Exercise description: Which lines hold the word "xlabel"? Copy each one.

Available records:
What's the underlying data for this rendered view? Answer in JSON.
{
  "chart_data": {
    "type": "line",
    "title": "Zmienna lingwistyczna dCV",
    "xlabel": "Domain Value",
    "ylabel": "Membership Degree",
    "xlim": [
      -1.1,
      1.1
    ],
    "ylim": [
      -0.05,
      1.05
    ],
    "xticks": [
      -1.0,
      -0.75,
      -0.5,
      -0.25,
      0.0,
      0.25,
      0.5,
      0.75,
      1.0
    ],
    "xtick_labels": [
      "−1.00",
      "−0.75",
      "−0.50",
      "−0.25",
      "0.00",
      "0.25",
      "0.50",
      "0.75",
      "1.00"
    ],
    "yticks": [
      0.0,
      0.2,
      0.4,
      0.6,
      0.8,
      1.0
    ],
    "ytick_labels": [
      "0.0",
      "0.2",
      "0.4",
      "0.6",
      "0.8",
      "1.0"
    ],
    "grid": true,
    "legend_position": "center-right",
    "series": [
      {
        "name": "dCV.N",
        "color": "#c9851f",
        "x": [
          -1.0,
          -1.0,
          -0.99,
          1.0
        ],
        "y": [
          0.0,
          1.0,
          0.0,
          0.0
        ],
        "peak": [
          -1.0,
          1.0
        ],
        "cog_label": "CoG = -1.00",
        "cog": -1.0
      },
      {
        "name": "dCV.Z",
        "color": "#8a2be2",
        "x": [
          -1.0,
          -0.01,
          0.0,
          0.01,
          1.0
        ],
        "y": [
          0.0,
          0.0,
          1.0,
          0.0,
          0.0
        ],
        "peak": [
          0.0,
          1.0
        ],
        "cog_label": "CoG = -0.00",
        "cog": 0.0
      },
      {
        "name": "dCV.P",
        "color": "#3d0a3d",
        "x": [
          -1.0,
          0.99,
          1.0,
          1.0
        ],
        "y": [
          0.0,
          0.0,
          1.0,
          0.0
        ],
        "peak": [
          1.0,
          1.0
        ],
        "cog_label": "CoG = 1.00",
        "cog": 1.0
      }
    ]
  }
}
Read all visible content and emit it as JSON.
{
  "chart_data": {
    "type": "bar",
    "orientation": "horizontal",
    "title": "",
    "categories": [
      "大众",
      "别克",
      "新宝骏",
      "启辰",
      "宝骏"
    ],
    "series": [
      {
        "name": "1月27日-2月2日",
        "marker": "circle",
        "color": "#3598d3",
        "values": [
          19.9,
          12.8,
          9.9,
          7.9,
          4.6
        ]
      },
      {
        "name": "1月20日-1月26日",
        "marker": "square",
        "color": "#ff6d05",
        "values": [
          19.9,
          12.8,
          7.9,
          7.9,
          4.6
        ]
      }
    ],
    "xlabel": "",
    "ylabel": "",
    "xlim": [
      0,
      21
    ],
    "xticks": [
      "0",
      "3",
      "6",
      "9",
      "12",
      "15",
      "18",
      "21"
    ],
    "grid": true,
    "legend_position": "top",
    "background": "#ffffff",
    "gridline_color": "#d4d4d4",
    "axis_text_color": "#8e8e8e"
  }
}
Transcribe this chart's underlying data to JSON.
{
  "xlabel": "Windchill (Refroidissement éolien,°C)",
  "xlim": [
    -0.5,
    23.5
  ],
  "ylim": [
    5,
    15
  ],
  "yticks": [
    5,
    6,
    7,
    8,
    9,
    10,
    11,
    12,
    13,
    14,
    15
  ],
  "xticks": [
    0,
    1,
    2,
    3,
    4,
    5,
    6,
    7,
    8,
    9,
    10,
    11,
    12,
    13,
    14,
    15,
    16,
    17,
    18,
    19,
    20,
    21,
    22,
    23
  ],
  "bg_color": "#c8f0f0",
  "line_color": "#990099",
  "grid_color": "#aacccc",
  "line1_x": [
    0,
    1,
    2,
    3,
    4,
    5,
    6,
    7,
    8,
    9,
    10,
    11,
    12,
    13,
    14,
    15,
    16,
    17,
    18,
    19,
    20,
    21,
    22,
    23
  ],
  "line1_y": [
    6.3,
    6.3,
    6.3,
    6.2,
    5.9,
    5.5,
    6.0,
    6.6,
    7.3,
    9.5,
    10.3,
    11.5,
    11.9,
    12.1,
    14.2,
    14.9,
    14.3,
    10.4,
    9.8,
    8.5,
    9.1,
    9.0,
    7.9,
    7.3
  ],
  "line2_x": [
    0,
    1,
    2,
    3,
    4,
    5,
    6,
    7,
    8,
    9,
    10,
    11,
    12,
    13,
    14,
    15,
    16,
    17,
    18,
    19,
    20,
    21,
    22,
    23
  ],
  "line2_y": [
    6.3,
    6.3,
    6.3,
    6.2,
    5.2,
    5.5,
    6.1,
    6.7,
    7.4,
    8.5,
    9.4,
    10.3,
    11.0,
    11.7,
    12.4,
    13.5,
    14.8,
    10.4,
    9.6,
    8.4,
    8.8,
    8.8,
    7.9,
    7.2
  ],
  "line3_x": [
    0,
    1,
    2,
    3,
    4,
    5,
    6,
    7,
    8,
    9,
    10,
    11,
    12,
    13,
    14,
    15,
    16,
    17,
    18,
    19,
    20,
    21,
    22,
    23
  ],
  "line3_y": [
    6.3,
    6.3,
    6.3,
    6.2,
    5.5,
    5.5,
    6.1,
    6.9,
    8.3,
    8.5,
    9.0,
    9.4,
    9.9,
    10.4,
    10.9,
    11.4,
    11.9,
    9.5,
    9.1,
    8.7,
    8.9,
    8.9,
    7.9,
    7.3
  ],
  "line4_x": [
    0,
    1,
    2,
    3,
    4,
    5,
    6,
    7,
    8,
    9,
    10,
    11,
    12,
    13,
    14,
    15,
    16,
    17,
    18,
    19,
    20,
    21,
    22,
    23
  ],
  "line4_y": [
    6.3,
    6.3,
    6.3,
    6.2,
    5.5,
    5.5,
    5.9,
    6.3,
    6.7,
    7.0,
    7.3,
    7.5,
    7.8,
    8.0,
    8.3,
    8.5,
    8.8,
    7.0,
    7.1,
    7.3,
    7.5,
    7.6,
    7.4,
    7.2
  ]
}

Output of the exercise:
    "xlabel": "Domain Value",
    "xlabel": "",
  "xlabel": "Windchill (Refroidissement éolien,°C)",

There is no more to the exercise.